TASK INSTRUCTIONS :: Write out all of the data without omission, exactly as shown.

__________________________________________________

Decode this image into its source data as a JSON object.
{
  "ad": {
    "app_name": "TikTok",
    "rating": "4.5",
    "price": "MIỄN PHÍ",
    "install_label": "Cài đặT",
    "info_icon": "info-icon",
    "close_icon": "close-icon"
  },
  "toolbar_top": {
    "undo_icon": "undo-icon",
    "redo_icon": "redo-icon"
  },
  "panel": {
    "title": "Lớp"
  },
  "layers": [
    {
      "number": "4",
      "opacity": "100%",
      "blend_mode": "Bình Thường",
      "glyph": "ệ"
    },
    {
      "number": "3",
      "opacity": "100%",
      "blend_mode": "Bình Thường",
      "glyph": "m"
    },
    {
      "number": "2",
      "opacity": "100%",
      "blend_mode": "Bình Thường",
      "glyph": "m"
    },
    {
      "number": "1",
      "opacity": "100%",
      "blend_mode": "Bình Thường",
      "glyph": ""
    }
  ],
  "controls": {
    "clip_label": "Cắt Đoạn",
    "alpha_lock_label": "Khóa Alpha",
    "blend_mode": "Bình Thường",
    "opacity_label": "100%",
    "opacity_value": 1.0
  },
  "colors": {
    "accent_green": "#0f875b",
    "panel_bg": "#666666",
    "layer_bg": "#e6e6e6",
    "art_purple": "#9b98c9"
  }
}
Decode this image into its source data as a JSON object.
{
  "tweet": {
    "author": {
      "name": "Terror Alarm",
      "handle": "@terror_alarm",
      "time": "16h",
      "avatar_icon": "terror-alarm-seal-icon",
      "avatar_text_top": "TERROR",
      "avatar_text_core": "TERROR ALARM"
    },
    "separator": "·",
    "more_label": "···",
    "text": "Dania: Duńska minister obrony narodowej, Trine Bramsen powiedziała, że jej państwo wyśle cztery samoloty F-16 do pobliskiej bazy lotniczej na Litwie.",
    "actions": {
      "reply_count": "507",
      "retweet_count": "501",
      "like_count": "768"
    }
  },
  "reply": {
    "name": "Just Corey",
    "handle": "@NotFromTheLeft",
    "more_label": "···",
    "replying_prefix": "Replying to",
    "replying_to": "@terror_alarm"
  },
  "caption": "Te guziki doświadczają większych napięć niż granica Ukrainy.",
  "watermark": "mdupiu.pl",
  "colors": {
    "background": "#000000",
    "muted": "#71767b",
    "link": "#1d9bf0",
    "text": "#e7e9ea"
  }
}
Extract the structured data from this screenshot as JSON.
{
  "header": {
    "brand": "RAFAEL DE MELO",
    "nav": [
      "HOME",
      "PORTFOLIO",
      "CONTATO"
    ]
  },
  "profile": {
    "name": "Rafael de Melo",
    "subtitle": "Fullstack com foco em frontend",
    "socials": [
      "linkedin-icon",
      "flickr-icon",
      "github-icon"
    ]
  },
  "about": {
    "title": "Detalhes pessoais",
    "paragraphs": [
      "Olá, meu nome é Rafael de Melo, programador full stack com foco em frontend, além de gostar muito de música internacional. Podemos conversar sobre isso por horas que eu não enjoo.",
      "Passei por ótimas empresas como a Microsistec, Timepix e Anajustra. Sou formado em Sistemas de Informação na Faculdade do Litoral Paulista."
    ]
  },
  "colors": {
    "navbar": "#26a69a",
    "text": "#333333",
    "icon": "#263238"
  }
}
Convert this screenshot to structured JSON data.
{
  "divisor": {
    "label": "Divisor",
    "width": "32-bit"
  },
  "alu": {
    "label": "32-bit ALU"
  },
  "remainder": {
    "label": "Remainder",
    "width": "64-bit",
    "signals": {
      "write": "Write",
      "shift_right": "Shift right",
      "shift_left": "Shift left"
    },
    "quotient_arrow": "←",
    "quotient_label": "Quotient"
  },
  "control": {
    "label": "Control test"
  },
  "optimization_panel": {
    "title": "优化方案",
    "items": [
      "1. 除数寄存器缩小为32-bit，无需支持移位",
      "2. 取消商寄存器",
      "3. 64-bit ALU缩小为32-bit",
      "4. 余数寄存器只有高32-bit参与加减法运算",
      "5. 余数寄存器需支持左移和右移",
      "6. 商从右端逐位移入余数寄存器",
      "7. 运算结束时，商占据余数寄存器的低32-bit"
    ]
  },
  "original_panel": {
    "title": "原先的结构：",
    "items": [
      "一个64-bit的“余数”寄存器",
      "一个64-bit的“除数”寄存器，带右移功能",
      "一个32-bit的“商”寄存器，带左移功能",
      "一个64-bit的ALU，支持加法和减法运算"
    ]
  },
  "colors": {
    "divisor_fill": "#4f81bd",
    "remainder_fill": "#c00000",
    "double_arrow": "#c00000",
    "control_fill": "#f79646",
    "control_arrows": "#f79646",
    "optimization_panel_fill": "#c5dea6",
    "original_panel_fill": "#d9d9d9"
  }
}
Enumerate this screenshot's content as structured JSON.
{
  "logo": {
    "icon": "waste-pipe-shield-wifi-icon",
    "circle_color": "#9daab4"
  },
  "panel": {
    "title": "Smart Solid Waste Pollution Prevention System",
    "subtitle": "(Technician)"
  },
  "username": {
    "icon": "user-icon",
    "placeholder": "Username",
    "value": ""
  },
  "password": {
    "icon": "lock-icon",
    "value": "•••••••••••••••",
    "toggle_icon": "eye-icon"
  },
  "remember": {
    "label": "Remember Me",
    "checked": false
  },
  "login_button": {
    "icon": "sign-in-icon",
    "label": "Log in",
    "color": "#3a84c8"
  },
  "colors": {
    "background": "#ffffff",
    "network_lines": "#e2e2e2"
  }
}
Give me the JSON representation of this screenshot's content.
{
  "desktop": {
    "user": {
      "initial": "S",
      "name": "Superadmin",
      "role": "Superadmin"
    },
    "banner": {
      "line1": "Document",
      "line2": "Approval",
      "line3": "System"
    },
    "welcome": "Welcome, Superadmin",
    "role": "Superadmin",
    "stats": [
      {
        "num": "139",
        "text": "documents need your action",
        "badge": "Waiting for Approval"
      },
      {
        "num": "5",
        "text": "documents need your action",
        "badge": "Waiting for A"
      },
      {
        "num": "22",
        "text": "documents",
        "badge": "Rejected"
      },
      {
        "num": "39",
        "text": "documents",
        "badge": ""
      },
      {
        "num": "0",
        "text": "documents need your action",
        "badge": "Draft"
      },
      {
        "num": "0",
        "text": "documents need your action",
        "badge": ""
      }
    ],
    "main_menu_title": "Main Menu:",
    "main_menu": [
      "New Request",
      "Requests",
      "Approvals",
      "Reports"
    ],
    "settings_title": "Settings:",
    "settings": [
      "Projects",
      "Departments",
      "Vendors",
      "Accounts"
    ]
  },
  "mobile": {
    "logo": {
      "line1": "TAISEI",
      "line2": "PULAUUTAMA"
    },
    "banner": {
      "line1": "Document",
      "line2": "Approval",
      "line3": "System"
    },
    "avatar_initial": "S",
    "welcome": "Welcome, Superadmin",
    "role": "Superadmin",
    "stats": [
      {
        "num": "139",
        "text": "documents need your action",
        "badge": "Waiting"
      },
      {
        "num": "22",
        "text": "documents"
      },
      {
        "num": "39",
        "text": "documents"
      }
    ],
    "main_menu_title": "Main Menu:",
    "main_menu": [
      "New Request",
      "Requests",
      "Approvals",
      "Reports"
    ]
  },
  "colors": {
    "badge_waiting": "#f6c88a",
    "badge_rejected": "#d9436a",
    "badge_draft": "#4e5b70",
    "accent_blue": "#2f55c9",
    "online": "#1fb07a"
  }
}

__________________________________________________

EXERCISE RESULT ::
Decode this image into its source data as a JSON object.
{
  "ad": {
    "app_name": "TikTok",
    "rating": "4.5",
    "price": "MIỄN PHÍ",
    "install_label": "Cài đặT",
    "info_icon": "info-icon",
    "close_icon": "close-icon"
  },
  "toolbar_top": {
    "undo_icon": "undo-icon",
    "redo_icon": "redo-icon"
  },
  "panel": {
    "title": "Lớp"
  },
  "layers": [
    {
      "number": "4",
      "opacity": "100%",
      "blend_mode": "Bình Thường",
      "glyph": "ệ"
    },
    {
      "number": "3",
      "opacity": "100%",
      "blend_mode": "Bình Thường",
      "glyph": "m"
    },
    {
      "number": "2",
      "opacity": "100%",
      "blend_mode": "Bình Thường",
      "glyph": "m"
    },
    {
      "number": "1",
      "opacity": "100%",
      "blend_mode": "Bình Thường",
      "glyph": ""
    }
  ],
  "controls": {
    "clip_label": "Cắt Đoạn",
    "alpha_lock_label": "Khóa Alpha",
    "blend_mode": "Bình Thường",
    "opacity_label": "100%",
    "opacity_value": 1.0
  },
  "colors": {
    "accent_green": "#0f875b",
    "panel_bg": "#666666",
    "layer_bg": "#e6e6e6",
    "art_purple": "#9b98c9"
  }
}
Decode this image into its source data as a JSON object.
{
  "tweet": {
    "author": {
      "name": "Terror Alarm",
      "handle": "@terror_alarm",
      "time": "16h",
      "avatar_icon": "terror-alarm-seal-icon",
      "avatar_text_top": "TERROR",
      "avatar_text_core": "TERROR ALARM"
    },
    "separator": "·",
    "more_label": "···",
    "text": "Dania: Duńska minister obrony narodowej, Trine Bramsen powiedziała, że jej państwo wyśle cztery samoloty F-16 do pobliskiej bazy lotniczej na Litwie.",
    "actions": {
      "reply_count": "507",
      "retweet_count": "501",
      "like_count": "768"
    }
  },
  "reply": {
    "name": "Just Corey",
    "handle": "@NotFromTheLeft",
    "more_label": "···",
    "replying_prefix": "Replying to",
    "replying_to": "@terror_alarm"
  },
  "caption": "Te guziki doświadczają większych napięć niż granica Ukrainy.",
  "watermark": "mdupiu.pl",
  "colors": {
    "background": "#000000",
    "muted": "#71767b",
    "link": "#1d9bf0",
    "text": "#e7e9ea"
  }
}
Extract the structured data from this screenshot as JSON.
{
  "header": {
    "brand": "RAFAEL DE MELO",
    "nav": [
      "HOME",
      "PORTFOLIO",
      "CONTATO"
    ]
  },
  "profile": {
    "name": "Rafael de Melo",
    "subtitle": "Fullstack com foco em frontend",
    "socials": [
      "linkedin-icon",
      "flickr-icon",
      "github-icon"
    ]
  },
  "about": {
    "title": "Detalhes pessoais",
    "paragraphs": [
      "Olá, meu nome é Rafael de Melo, programador full stack com foco em frontend, além de gostar muito de música internacional. Podemos conversar sobre isso por horas que eu não enjoo.",
      "Passei por ótimas empresas como a Microsistec, Timepix e Anajustra. Sou formado em Sistemas de Informação na Faculdade do Litoral Paulista."
    ]
  },
  "colors": {
    "navbar": "#26a69a",
    "text": "#333333",
    "icon": "#263238"
  }
}
Convert this screenshot to structured JSON data.
{
  "divisor": {
    "label": "Divisor",
    "width": "32-bit"
  },
  "alu": {
    "label": "32-bit ALU"
  },
  "remainder": {
    "label": "Remainder",
    "width": "64-bit",
    "signals": {
      "write": "Write",
      "shift_right": "Shift right",
      "shift_left": "Shift left"
    },
    "quotient_arrow": "←",
    "quotient_label": "Quotient"
  },
  "control": {
    "label": "Control test"
  },
  "optimization_panel": {
    "title": "优化方案",
    "items": [
      "1. 除数寄存器缩小为32-bit，无需支持移位",
      "2. 取消商寄存器",
      "3. 64-bit ALU缩小为32-bit",
      "4. 余数寄存器只有高32-bit参与加减法运算",
      "5. 余数寄存器需支持左移和右移",
      "6. 商从右端逐位移入余数寄存器",
      "7. 运算结束时，商占据余数寄存器的低32-bit"
    ]
  },
  "original_panel": {
    "title": "原先的结构：",
    "items": [
      "一个64-bit的“余数”寄存器",
      "一个64-bit的“除数”寄存器，带右移功能",
      "一个32-bit的“商”寄存器，带左移功能",
      "一个64-bit的ALU，支持加法和减法运算"
    ]
  },
  "colors": {
    "divisor_fill": "#4f81bd",
    "remainder_fill": "#c00000",
    "double_arrow": "#c00000",
    "control_fill": "#f79646",
    "control_arrows": "#f79646",
    "optimization_panel_fill": "#c5dea6",
    "original_panel_fill": "#d9d9d9"
  }
}
Enumerate this screenshot's content as structured JSON.
{
  "logo": {
    "icon": "waste-pipe-shield-wifi-icon",
    "circle_color": "#9daab4"
  },
  "panel": {
    "title": "Smart Solid Waste Pollution Prevention System",
    "subtitle": "(Technician)"
  },
  "username": {
    "icon": "user-icon",
    "placeholder": "Username",
    "value": ""
  },
  "password": {
    "icon": "lock-icon",
    "value": "•••••••••••••••",
    "toggle_icon": "eye-icon"
  },
  "remember": {
    "label": "Remember Me",
    "checked": false
  },
  "login_button": {
    "icon": "sign-in-icon",
    "label": "Log in",
    "color": "#3a84c8"
  },
  "colors": {
    "background": "#ffffff",
    "network_lines": "#e2e2e2"
  }
}
Give me the JSON representation of this screenshot's content.
{
  "desktop": {
    "user": {
      "initial": "S",
      "name": "Superadmin",
      "role": "Superadmin"
    },
    "banner": {
      "line1": "Document",
      "line2": "Approval",
      "line3": "System"
    },
    "welcome": "Welcome, Superadmin",
    "role": "Superadmin",
    "stats": [
      {
        "num": "139",
        "text": "documents need your action",
        "badge": "Waiting for Approval"
      },
      {
        "num": "5",
        "text": "documents need your action",
        "badge": "Waiting for A"
      },
      {
        "num": "22",
        "text": "documents",
        "badge": "Rejected"
      },
      {
        "num": "39",
        "text": "documents",
        "badge": ""
      },
      {
        "num": "0",
        "text": "documents need your action",
        "badge": "Draft"
      },
      {
        "num": "0",
        "text": "documents need your action",
        "badge": ""
      }
    ],
    "main_menu_title": "Main Menu:",
    "main_menu": [
      "New Request",
      "Requests",
      "Approvals",
      "Reports"
    ],
    "settings_title": "Settings:",
    "settings": [
      "Projects",
      "Departments",
      "Vendors",
      "Accounts"
    ]
  },
  "mobile": {
    "logo": {
      "line1": "TAISEI",
      "line2": "PULAUUTAMA"
    },
    "banner": {
      "line1": "Document",
      "line2": "Approval",
      "line3": "System"
    },
    "avatar_initial": "S",
    "welcome": "Welcome, Superadmin",
    "role": "Superadmin",
    "stats": [
      {
        "num": "139",
        "text": "documents need your action",
        "badge": "Waiting"
      },
      {
        "num": "22",
        "text": "documents"
      },
      {
        "num": "39",
        "text": "documents"
      }
    ],
    "main_menu_title": "Main Menu:",
    "main_menu": [
      "New Request",
      "Requests",
      "Approvals",
      "Reports"
    ]
  },
  "colors": {
    "badge_waiting": "#f6c88a",
    "badge_rejected": "#d9436a",
    "badge_draft": "#4e5b70",
    "accent_blue": "#2f55c9",
    "online": "#1fb07a"
  }
}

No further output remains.